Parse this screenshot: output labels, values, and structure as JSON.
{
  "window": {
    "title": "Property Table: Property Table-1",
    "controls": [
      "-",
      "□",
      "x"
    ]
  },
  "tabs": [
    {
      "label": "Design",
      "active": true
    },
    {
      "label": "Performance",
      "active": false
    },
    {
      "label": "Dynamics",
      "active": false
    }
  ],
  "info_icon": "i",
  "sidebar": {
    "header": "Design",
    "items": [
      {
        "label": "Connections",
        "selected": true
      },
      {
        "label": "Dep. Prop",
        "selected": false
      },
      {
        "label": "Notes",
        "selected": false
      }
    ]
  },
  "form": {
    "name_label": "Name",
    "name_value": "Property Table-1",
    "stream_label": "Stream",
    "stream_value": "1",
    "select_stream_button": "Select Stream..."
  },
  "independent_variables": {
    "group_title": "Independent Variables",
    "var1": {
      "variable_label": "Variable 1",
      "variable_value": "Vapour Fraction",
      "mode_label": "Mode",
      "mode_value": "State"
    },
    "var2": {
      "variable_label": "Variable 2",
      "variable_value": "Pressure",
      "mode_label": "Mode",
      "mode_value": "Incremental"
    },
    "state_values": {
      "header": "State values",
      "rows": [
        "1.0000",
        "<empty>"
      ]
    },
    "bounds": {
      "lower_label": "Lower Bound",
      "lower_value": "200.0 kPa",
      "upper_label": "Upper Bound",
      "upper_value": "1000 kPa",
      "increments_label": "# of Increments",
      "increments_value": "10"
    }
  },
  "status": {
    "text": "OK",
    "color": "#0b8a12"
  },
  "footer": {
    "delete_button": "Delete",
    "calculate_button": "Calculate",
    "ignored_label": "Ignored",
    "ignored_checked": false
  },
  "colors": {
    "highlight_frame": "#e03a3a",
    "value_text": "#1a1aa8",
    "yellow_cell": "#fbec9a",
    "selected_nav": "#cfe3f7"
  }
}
==
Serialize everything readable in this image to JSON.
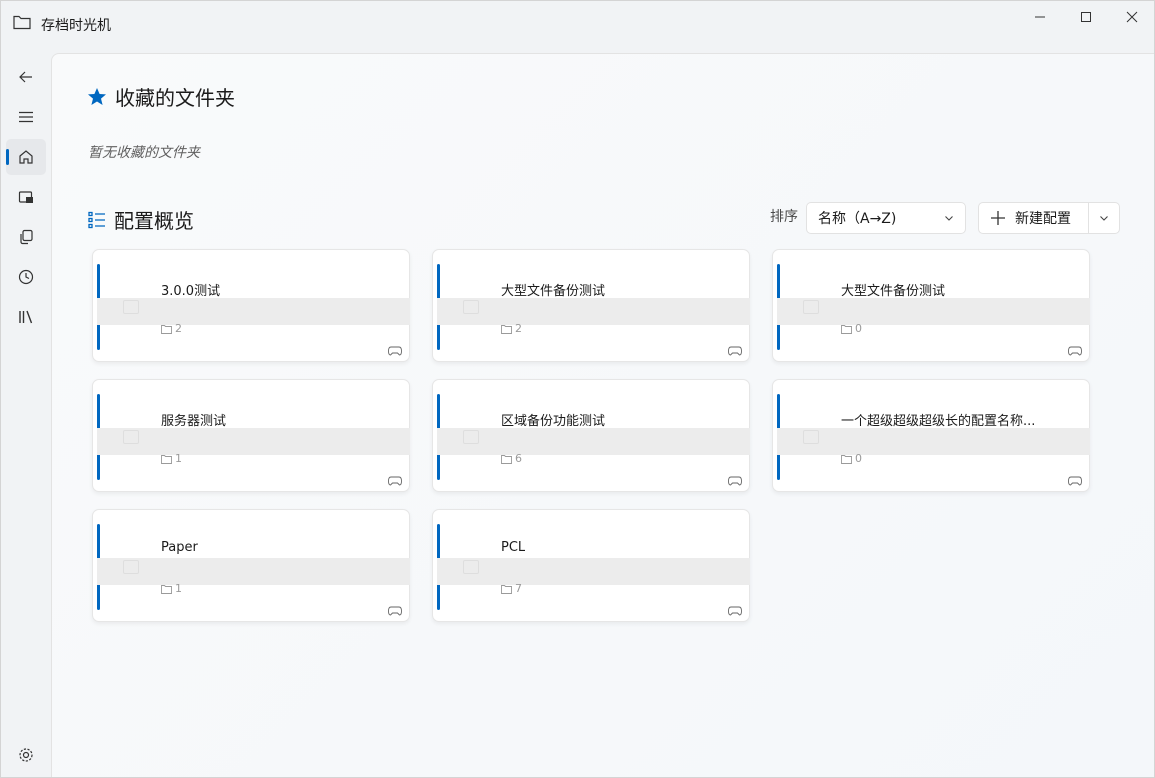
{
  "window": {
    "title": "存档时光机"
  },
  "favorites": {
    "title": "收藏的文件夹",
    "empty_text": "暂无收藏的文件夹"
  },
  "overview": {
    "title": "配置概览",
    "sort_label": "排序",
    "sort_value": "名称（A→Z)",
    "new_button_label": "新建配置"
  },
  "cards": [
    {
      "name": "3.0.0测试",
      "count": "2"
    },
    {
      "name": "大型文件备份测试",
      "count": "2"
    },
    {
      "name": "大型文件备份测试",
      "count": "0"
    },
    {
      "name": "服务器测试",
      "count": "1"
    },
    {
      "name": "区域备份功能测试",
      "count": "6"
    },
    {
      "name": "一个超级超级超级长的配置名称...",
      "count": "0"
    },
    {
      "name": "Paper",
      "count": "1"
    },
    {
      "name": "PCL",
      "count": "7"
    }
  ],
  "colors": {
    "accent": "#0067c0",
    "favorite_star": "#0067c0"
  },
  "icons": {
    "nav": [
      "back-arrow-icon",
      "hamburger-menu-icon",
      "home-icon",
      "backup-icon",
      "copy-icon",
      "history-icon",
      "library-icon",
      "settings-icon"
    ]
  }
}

**GIVEN TASK:** Where does the word "this" appear in the listing? List each line that holds it.

**COMPLETED TASK:**
Parse this screenshot: output labels, values, and structure as JSON.
Serialize everything readable in this image to JSON.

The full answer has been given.